> **GOAL**: Copy out all the entries exactly.

> **GIVEN DATA**:

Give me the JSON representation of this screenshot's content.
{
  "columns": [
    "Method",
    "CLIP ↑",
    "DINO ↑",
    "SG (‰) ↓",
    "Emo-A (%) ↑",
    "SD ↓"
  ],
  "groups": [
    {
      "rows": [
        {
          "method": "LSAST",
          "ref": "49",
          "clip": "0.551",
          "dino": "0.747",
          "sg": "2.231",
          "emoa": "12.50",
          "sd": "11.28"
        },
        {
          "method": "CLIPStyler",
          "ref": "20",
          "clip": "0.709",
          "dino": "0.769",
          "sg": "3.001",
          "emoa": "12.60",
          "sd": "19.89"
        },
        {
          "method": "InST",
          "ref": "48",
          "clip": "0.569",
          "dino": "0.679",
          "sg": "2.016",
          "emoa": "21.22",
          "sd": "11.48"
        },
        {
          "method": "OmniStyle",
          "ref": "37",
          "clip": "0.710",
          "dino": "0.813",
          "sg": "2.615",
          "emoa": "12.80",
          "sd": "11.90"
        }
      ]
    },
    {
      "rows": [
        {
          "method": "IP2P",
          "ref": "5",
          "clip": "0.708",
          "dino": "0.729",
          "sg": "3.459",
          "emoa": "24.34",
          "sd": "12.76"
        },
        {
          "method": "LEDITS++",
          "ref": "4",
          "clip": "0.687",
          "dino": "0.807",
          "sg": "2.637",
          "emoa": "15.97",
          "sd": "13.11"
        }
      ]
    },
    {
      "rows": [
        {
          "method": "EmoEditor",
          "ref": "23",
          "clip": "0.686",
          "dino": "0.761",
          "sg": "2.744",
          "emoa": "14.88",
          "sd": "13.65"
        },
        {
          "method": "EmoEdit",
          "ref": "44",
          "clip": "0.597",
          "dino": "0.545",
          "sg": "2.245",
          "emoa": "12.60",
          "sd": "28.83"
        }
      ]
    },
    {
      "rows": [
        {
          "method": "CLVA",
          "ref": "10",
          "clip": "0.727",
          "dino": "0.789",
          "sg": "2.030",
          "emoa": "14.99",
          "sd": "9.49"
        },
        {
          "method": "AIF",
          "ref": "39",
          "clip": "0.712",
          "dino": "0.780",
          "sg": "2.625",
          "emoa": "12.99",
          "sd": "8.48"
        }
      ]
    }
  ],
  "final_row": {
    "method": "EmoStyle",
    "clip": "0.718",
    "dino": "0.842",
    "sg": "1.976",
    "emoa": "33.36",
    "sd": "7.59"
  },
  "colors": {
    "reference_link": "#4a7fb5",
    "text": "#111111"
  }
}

> **EXPECTED OUTPUT**:
Give me the JSON representation of this screenshot's content.
{
  "columns": [
    "Method",
    "CLIP ↑",
    "DINO ↑",
    "SG (‰) ↓",
    "Emo-A (%) ↑",
    "SD ↓"
  ],
  "groups": [
    {
      "rows": [
        {
          "method": "LSAST",
          "ref": "49",
          "clip": "0.551",
          "dino": "0.747",
          "sg": "2.231",
          "emoa": "12.50",
          "sd": "11.28"
        },
        {
          "method": "CLIPStyler",
          "ref": "20",
          "clip": "0.709",
          "dino": "0.769",
          "sg": "3.001",
          "emoa": "12.60",
          "sd": "19.89"
        },
        {
          "method": "InST",
          "ref": "48",
          "clip": "0.569",
          "dino": "0.679",
          "sg": "2.016",
          "emoa": "21.22",
          "sd": "11.48"
        },
        {
          "method": "OmniStyle",
          "ref": "37",
          "clip": "0.710",
          "dino": "0.813",
          "sg": "2.615",
          "emoa": "12.80",
          "sd": "11.90"
        }
      ]
    },
    {
      "rows": [
        {
          "method": "IP2P",
          "ref": "5",
          "clip": "0.708",
          "dino": "0.729",
          "sg": "3.459",
          "emoa": "24.34",
          "sd": "12.76"
        },
        {
          "method": "LEDITS++",
          "ref": "4",
          "clip": "0.687",
          "dino": "0.807",
          "sg": "2.637",
          "emoa": "15.97",
          "sd": "13.11"
        }
      ]
    },
    {
      "rows": [
        {
          "method": "EmoEditor",
          "ref": "23",
          "clip": "0.686",
          "dino": "0.761",
          "sg": "2.744",
          "emoa": "14.88",
          "sd": "13.65"
        },
        {
          "method": "EmoEdit",
          "ref": "44",
          "clip": "0.597",
          "dino": "0.545",
          "sg": "2.245",
          "emoa": "12.60",
          "sd": "28.83"
        }
      ]
    },
    {
      "rows": [
        {
          "method": "CLVA",
          "ref": "10",
          "clip": "0.727",
          "dino": "0.789",
          "sg": "2.030",
          "emoa": "14.99",
          "sd": "9.49"
        },
        {
          "method": "AIF",
          "ref": "39",
          "clip": "0.712",
          "dino": "0.780",
          "sg": "2.625",
          "emoa": "12.99",
          "sd": "8.48"
        }
      ]
    }
  ],
  "final_row": {
    "method": "EmoStyle",
    "clip": "0.718",
    "dino": "0.842",
    "sg": "1.976",
    "emoa": "33.36",
    "sd": "7.59"
  },
  "colors": {
    "reference_link": "#4a7fb5",
    "text": "#111111"
  }
}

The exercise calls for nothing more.